## [Data entries]
::::

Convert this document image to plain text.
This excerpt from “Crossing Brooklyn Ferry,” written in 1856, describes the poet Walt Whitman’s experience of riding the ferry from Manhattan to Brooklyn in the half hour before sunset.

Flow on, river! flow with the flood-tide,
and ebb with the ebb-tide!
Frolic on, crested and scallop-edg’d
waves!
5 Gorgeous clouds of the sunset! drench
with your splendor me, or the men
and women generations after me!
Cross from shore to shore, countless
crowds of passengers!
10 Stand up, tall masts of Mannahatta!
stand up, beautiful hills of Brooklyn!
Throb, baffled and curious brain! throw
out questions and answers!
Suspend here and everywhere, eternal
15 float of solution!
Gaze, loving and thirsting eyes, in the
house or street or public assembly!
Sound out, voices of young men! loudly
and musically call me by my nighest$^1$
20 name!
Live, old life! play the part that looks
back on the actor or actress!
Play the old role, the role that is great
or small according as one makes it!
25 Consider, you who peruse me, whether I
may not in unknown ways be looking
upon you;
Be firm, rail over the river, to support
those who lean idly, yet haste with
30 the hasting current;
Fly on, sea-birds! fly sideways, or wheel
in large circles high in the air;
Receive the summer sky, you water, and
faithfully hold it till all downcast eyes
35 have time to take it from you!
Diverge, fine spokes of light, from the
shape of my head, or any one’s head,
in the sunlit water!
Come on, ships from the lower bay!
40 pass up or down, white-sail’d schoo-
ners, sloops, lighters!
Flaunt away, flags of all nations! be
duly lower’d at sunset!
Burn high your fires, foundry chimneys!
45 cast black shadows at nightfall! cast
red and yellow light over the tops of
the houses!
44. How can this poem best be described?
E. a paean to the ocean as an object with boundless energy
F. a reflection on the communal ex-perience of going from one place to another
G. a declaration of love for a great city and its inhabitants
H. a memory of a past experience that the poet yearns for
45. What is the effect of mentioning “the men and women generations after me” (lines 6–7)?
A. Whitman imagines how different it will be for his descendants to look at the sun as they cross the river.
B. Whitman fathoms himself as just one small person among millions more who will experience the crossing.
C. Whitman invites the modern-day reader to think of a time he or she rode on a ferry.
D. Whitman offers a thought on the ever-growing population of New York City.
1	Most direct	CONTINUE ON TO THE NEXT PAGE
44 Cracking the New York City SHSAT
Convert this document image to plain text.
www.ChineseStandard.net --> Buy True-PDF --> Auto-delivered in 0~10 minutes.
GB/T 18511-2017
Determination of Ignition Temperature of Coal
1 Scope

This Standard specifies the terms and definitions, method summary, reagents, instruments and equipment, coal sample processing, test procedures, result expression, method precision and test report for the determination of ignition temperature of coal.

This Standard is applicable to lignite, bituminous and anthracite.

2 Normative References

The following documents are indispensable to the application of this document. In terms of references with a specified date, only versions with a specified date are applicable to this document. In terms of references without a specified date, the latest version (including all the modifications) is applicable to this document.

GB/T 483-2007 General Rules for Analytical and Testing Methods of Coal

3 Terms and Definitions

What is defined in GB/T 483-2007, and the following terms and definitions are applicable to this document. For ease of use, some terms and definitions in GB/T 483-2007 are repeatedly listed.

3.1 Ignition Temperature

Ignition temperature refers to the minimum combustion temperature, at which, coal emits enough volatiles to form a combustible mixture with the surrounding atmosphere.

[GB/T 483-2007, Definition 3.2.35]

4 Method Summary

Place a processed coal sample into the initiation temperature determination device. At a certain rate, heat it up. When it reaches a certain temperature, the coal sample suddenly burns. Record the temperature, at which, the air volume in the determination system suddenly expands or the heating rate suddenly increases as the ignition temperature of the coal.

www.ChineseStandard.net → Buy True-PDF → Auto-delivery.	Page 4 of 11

::::

## [Written instruction]
How many lines in the records hold the string "following"? Reply with the number alone.

## [The answer]
2